Stored dataset items:
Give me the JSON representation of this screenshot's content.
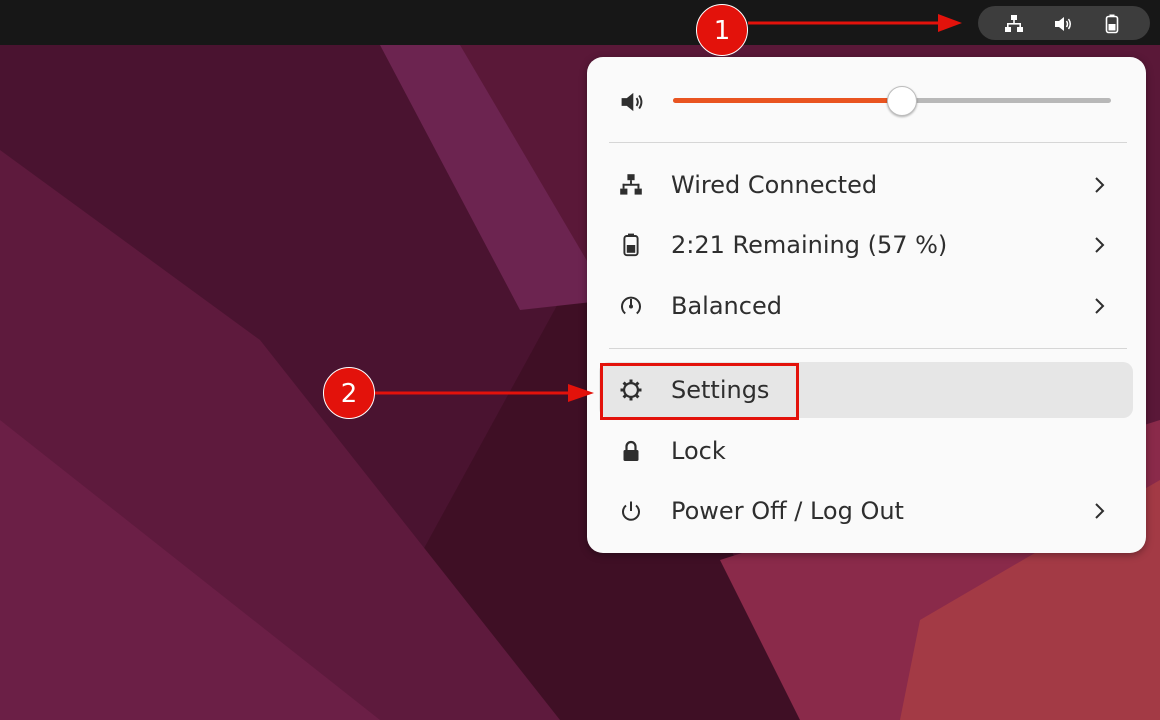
{
  "colors": {
    "accent": "#e95420",
    "annotation": "#e3120b",
    "menu_bg": "#fafafa",
    "topbar_bg": "#171717"
  },
  "tray": {
    "icons": [
      "network-wired-icon",
      "speaker-icon",
      "battery-icon"
    ]
  },
  "menu": {
    "volume": {
      "icon": "speaker-icon",
      "level_fraction": 0.52
    },
    "items": [
      {
        "label": "Wired Connected",
        "icon": "network-wired-icon",
        "chevron": true
      },
      {
        "label": "2:21 Remaining (57 %)",
        "icon": "battery-icon",
        "chevron": true
      },
      {
        "label": "Balanced",
        "icon": "power-profile-icon",
        "chevron": true
      },
      {
        "label": "Settings",
        "icon": "gear-icon",
        "chevron": false,
        "highlighted": true
      },
      {
        "label": "Lock",
        "icon": "lock-icon",
        "chevron": false
      },
      {
        "label": "Power Off / Log Out",
        "icon": "power-icon",
        "chevron": true
      }
    ]
  },
  "annotations": {
    "step1": "1",
    "step2": "2"
  }
}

### Directions for this task:
Provide solely the number of lines in the data that include the word "label".

### The result:
6